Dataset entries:
____________
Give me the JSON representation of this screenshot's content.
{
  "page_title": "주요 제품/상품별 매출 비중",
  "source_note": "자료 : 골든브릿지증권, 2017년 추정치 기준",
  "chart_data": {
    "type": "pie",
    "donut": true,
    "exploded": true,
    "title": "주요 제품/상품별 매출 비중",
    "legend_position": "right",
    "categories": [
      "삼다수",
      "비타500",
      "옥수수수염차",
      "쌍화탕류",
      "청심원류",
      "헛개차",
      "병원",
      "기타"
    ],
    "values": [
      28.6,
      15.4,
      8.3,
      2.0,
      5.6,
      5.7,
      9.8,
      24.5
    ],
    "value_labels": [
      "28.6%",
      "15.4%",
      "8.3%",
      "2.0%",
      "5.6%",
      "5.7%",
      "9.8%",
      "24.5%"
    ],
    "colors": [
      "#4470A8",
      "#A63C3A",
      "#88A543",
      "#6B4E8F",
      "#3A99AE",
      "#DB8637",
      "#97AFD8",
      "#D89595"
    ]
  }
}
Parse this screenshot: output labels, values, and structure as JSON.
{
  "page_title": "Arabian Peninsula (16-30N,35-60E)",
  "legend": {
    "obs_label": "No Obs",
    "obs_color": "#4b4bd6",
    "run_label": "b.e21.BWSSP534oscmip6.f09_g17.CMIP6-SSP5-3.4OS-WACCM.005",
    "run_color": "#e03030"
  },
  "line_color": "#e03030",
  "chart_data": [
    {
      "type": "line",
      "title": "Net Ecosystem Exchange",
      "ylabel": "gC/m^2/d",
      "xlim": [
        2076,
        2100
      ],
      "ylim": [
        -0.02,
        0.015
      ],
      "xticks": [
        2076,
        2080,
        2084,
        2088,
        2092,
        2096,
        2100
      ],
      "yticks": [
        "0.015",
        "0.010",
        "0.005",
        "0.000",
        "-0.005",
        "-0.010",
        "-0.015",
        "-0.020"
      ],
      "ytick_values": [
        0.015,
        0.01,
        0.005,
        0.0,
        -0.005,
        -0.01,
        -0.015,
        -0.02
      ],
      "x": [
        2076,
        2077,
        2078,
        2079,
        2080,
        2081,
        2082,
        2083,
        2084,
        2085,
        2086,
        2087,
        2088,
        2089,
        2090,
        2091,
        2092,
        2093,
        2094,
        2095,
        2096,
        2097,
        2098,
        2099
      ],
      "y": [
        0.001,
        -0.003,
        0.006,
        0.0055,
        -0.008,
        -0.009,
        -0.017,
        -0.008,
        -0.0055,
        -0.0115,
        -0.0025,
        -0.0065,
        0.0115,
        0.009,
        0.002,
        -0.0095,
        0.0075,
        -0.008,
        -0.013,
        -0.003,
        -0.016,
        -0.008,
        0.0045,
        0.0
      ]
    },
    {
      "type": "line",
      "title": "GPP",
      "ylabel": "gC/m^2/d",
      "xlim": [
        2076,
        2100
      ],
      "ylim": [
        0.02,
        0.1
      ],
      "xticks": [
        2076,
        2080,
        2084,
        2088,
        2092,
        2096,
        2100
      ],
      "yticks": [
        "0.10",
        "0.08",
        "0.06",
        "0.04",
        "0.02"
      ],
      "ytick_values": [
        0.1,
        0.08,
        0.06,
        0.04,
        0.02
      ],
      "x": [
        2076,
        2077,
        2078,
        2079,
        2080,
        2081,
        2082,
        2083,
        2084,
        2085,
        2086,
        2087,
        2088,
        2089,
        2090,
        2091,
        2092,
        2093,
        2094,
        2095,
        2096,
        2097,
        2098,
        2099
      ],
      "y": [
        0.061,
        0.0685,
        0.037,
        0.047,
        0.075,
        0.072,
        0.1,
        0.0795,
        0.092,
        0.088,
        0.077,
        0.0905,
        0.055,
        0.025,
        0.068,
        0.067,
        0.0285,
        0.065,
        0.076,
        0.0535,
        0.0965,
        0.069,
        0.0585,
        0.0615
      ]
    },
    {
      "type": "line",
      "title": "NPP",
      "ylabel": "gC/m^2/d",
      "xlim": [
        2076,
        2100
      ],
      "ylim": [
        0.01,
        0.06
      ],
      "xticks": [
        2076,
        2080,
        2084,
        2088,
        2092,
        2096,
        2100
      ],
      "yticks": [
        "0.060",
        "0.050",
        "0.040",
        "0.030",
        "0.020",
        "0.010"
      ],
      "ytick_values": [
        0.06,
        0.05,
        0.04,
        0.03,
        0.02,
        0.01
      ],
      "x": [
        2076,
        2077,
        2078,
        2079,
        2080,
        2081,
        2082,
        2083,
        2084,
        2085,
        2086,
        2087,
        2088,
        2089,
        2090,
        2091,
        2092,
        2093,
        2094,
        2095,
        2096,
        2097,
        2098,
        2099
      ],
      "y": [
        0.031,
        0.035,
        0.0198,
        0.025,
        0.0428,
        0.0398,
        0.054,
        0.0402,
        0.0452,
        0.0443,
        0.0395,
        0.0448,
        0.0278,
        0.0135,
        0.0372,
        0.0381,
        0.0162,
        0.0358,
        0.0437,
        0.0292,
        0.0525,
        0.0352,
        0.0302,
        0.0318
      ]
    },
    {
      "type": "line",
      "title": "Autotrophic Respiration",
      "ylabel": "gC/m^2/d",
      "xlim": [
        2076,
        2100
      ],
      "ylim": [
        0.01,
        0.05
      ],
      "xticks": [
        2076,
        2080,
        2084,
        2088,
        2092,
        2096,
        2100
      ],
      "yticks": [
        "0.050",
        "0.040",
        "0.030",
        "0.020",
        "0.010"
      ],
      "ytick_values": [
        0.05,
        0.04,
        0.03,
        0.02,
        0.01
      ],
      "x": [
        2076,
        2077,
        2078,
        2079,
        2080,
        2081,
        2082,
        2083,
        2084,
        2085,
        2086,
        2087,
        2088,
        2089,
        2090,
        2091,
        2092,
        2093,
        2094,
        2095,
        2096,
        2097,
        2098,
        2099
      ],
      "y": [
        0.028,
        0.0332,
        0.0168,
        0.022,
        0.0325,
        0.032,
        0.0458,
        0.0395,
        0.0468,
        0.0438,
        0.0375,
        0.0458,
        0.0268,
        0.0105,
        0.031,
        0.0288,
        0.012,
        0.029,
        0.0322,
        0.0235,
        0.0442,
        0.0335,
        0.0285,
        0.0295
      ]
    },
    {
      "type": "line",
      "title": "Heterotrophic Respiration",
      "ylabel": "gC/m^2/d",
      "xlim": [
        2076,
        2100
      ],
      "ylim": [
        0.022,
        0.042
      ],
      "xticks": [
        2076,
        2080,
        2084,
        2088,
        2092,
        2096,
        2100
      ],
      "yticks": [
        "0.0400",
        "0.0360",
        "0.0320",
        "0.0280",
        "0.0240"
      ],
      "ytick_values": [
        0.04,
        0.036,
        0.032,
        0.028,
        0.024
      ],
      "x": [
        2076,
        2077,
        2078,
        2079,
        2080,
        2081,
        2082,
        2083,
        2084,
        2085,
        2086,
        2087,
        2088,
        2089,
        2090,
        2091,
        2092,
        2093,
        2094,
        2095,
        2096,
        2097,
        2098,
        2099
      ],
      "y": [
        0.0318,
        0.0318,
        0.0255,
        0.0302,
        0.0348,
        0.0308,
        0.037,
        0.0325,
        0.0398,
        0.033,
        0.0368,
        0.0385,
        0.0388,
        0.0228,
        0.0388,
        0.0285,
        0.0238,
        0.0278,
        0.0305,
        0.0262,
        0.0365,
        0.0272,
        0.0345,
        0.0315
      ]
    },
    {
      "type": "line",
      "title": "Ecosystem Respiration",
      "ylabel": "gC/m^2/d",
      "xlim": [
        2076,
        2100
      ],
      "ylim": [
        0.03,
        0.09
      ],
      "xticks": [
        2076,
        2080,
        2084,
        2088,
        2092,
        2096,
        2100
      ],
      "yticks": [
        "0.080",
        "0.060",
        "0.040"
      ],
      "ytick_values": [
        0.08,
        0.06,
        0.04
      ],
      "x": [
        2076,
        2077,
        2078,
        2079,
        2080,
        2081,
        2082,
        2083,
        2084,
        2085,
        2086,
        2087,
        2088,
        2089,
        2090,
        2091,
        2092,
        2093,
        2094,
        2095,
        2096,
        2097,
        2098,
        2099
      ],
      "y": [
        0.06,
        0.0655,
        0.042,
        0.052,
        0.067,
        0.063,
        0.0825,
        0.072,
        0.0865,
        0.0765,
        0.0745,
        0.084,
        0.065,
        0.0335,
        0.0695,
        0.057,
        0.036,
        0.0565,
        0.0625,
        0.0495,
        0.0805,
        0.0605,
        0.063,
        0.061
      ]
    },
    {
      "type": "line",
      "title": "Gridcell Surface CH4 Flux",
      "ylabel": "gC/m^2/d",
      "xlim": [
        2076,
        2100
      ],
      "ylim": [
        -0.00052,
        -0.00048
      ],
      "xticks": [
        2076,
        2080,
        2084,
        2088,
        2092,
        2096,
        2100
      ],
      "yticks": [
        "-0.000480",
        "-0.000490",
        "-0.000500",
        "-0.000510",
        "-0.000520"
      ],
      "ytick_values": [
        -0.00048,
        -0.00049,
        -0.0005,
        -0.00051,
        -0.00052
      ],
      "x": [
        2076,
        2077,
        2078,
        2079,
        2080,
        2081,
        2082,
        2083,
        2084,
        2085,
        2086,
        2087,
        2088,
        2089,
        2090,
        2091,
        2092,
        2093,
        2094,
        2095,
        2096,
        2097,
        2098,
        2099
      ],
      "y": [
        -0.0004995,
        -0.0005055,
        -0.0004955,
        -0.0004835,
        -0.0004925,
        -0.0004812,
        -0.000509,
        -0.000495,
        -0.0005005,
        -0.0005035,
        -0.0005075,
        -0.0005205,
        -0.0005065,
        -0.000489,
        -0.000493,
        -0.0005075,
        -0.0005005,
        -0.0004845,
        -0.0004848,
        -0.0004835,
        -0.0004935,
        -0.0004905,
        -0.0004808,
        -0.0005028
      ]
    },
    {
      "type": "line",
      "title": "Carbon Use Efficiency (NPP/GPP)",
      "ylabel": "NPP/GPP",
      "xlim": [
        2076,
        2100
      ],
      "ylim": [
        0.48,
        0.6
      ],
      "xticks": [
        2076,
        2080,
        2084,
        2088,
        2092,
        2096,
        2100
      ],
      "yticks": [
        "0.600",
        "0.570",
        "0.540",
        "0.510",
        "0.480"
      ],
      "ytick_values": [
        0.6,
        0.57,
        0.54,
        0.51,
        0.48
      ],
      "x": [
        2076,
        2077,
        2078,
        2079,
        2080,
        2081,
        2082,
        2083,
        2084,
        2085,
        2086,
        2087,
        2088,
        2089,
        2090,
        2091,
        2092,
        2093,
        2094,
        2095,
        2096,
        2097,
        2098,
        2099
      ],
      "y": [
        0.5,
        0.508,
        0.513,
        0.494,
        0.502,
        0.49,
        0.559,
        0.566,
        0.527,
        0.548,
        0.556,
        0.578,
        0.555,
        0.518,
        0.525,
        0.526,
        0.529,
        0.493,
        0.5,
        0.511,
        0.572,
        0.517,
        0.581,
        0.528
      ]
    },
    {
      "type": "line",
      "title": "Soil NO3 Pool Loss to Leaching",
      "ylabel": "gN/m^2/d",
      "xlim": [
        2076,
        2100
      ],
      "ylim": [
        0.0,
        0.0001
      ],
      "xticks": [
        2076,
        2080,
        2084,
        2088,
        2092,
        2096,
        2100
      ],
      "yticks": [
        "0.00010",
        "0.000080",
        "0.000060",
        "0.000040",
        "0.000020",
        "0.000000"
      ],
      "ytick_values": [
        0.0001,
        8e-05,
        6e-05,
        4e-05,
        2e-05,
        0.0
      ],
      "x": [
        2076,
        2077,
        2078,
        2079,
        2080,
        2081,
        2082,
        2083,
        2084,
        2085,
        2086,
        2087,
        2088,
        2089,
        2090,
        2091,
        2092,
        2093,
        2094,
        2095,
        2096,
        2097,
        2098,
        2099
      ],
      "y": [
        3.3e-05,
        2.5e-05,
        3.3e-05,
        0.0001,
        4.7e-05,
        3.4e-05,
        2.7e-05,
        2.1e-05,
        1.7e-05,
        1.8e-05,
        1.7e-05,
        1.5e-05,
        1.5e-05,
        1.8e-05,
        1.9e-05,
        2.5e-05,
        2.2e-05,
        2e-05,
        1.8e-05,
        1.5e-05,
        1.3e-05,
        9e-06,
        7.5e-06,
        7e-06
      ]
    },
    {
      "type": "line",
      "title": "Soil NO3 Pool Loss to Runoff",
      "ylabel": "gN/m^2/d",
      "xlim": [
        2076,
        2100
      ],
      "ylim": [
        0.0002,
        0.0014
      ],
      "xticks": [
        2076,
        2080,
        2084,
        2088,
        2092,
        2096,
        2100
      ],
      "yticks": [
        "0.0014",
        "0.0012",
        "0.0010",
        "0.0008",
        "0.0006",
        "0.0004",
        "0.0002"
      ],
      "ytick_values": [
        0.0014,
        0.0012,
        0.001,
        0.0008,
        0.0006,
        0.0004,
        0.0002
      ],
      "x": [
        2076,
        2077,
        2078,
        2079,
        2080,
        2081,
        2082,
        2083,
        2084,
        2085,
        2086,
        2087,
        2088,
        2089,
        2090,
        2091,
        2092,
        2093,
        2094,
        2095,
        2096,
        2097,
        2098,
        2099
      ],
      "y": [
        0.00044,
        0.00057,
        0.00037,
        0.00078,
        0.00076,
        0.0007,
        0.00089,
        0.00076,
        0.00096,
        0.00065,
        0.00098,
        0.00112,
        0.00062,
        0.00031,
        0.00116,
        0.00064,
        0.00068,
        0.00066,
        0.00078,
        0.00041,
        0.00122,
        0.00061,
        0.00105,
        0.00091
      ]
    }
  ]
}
____________
GIVEN TASK :: Return each line that includes "Loss".

THE ANSWER ::
      "title": "Soil NO3 Pool Loss to Leaching",
      "title": "Soil NO3 Pool Loss to Runoff",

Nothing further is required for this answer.